START RECORD SET
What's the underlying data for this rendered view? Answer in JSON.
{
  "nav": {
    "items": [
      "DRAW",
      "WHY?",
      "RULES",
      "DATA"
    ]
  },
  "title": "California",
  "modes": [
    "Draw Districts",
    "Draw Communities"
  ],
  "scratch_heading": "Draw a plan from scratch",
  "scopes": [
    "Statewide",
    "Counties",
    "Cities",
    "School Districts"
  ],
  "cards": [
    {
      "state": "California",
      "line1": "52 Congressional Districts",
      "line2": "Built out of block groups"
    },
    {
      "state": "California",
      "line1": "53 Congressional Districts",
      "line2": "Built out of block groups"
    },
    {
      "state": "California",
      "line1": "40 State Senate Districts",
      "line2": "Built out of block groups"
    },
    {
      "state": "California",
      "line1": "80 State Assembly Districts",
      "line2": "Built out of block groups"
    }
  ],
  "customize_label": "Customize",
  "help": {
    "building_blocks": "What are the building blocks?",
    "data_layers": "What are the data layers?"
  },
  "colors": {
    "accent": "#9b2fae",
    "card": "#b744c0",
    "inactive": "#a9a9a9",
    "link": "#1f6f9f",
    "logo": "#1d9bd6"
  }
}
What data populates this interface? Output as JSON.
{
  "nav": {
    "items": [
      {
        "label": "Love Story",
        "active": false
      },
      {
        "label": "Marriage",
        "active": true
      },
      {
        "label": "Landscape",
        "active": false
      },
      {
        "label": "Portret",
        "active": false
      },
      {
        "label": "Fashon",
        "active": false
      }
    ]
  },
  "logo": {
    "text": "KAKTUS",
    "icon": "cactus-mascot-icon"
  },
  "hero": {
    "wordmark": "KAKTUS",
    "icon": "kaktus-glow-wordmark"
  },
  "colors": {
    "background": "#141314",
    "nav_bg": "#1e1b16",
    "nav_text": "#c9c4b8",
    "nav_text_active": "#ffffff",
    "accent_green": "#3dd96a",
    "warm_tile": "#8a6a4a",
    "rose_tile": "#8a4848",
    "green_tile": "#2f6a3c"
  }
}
END RECORD SET
# WORK REQUIRED
Go through the records and copy each line with "What" in it.

# RESPONSE TO THE TASK
What's the underlying data for this rendered view? Answer in JSON.
    "building_blocks": "What are the building blocks?",
    "data_layers": "What are the data layers?"
What data populates this interface? Output as JSON.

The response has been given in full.